The Universe's First Stars Exploded, Sending Out Powerful Jets That Produced New Ones

the universe, first stars, supernova
Stock photo: Explosions of the universe’s first stars spewed out powerful jets. iStock

The universe's first stars were immense, very short-lived fireballs of hydrogen and helium gas, which formed a few hundred million years after the big bang. Scientists have long thought that their lives quickly came to end in cataclysmic explosions known as supernovae that were spherical in shape.

But according to a study published in the Astrophysical Journal, these early stars may have blown up in a more violent, asymmetric fashion, shooting out vast jets which transported the first heavy elements—such as carbon, iron and zinc—into neighboring galaxies.

MIT researchers say that these elements provided the raw material for the formation of a second generation of stars, some of which survive to this day.

Rows from a layout dataset
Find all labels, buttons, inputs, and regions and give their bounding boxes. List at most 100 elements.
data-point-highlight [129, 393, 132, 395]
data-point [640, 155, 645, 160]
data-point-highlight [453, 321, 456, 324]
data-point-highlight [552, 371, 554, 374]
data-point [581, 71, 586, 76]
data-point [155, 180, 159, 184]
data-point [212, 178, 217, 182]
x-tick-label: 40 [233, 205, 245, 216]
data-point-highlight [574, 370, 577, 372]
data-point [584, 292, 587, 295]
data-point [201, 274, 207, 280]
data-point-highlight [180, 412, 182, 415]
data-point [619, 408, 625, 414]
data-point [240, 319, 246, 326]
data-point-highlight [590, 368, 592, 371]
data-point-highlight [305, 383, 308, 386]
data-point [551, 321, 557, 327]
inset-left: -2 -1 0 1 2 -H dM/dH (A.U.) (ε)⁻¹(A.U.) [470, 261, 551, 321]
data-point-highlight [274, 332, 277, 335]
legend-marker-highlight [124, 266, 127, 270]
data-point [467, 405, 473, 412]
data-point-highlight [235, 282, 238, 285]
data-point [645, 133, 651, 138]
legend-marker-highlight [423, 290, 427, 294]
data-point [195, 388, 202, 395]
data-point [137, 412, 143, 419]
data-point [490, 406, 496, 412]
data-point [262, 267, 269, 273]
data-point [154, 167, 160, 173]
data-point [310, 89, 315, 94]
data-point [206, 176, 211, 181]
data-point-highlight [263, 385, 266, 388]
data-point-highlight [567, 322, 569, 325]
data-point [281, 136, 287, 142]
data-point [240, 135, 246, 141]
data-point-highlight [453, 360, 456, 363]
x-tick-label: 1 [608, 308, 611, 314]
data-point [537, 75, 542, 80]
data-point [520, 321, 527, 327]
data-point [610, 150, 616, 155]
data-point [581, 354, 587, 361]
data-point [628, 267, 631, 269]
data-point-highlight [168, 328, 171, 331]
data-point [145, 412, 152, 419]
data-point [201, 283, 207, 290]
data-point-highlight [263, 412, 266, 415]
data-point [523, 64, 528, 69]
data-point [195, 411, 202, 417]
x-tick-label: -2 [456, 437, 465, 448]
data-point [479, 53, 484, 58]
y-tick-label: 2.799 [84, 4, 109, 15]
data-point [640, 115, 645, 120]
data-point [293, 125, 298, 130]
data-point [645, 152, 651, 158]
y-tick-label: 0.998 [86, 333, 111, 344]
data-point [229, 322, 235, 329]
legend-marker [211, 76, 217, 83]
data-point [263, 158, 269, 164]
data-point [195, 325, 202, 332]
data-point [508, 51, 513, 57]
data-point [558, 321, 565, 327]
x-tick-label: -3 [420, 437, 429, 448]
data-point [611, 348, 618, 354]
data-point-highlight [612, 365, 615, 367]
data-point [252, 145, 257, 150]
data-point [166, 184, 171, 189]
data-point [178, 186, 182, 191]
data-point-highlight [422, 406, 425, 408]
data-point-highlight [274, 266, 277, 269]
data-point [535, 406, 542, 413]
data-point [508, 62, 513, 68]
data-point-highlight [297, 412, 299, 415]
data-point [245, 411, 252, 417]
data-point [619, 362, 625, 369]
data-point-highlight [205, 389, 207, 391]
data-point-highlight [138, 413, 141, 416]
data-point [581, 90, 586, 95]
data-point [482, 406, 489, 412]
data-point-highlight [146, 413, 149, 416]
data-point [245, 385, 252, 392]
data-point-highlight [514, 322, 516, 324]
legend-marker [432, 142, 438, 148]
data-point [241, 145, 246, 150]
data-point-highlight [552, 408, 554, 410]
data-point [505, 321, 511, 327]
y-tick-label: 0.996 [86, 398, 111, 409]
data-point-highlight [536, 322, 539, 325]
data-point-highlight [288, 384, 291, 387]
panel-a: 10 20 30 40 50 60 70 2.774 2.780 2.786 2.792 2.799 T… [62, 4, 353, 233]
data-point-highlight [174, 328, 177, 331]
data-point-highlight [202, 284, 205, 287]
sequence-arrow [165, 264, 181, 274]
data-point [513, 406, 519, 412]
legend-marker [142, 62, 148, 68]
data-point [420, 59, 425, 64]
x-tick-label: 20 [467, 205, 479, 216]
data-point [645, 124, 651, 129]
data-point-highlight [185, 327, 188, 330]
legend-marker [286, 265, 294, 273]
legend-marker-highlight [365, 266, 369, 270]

Problem statement: According to the article on the universe's first stars, which heavy elements did the jets carry into neighboring galaxies? The rows play no part in what comes next.

Exercise result: Carbon, iron and zinc.